[start]
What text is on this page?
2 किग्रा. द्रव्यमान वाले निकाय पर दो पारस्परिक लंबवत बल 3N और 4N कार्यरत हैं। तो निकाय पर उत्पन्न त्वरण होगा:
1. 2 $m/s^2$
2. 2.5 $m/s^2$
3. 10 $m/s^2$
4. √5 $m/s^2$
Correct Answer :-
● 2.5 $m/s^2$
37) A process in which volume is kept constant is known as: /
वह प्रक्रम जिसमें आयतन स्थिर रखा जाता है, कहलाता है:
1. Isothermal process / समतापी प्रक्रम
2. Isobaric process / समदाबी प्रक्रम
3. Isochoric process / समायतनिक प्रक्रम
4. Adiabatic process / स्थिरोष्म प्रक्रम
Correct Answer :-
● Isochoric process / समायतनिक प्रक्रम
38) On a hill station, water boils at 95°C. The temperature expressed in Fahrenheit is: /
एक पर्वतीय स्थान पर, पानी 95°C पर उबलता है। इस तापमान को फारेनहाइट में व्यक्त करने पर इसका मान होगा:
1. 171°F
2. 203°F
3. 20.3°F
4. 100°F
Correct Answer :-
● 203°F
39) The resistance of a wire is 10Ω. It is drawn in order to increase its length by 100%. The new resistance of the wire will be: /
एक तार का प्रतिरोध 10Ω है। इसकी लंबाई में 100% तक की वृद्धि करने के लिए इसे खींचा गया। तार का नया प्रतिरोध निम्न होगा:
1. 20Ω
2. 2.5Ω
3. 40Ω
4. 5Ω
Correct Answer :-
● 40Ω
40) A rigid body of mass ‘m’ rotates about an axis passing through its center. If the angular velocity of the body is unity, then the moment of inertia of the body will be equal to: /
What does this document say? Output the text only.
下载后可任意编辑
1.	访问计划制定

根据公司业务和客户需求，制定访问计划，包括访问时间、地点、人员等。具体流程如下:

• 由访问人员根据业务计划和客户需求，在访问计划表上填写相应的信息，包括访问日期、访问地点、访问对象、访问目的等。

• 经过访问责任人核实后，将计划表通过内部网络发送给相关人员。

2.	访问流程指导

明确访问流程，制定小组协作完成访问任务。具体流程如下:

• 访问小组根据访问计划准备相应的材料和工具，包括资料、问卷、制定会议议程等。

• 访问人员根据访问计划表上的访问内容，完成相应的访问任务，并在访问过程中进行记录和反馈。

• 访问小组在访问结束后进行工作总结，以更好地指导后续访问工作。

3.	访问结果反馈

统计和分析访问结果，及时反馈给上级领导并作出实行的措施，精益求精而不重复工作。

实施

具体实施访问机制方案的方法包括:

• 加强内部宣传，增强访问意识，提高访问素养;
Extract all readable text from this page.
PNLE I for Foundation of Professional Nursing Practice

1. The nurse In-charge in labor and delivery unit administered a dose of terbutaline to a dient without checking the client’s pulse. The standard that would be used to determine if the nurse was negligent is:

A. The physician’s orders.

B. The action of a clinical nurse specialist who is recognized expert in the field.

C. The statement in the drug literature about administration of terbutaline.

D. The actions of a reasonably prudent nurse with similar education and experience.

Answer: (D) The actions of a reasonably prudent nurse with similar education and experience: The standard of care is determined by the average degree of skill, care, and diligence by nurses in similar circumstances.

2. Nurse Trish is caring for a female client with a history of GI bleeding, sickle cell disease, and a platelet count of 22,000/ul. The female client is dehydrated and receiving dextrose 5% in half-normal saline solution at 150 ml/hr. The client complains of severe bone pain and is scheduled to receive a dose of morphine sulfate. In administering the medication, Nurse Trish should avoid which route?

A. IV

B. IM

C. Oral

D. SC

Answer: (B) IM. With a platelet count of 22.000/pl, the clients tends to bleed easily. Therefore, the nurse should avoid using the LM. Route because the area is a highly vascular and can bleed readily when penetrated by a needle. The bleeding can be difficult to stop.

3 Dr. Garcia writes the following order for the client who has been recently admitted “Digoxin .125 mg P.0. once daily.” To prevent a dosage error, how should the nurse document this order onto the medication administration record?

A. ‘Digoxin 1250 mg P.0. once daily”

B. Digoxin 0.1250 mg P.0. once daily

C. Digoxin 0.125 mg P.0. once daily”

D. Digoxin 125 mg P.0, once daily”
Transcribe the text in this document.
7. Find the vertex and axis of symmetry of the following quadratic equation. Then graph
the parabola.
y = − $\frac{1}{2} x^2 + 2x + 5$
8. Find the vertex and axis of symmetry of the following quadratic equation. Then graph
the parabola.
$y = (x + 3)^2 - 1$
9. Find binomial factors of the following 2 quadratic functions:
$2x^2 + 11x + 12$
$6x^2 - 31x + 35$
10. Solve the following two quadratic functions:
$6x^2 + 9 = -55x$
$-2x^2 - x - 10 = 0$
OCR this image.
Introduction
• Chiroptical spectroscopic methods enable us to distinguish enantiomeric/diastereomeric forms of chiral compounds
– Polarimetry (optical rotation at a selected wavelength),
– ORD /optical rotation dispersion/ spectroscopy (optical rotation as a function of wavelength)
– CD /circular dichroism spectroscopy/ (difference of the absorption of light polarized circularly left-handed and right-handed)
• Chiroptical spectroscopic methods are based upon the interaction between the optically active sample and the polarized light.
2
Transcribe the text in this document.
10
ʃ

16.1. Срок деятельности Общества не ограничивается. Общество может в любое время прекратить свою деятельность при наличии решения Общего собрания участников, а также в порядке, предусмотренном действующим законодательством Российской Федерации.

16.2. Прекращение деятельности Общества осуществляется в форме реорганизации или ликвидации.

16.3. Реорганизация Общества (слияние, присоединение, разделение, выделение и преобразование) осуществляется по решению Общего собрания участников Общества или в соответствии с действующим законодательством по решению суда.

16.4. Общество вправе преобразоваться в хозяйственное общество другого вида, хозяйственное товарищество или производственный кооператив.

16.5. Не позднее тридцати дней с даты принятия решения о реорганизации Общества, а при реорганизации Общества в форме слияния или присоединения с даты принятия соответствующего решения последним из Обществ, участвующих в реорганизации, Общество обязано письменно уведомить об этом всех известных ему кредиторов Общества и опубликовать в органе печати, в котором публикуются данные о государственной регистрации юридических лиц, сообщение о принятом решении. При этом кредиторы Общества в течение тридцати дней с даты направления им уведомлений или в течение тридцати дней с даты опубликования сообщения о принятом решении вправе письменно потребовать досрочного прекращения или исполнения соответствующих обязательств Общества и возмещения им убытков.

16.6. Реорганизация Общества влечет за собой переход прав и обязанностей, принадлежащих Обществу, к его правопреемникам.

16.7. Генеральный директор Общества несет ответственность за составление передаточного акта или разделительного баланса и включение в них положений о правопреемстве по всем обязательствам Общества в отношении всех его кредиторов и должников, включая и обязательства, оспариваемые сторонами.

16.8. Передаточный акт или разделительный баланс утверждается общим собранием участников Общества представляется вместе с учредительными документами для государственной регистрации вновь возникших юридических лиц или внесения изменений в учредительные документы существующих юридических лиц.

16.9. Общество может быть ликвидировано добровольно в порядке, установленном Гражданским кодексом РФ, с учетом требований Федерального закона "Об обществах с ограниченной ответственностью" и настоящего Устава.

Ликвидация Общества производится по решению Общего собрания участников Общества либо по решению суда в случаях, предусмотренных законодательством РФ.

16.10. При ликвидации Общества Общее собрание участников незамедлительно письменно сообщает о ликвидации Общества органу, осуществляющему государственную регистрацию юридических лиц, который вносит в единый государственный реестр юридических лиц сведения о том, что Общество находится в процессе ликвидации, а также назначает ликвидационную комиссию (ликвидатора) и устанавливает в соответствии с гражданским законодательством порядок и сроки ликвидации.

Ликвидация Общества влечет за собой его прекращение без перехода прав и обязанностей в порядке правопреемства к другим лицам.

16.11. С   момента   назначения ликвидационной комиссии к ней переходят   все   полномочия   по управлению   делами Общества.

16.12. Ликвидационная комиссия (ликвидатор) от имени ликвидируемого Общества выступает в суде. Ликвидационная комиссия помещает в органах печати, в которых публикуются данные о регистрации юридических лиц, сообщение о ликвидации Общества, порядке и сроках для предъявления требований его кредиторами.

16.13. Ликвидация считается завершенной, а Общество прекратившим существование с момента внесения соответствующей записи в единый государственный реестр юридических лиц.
[end]
What the task requires
Of the lines in the listing, how many hold the word "vertex"? Nothing but the number is needed.

Reply to the exercise
2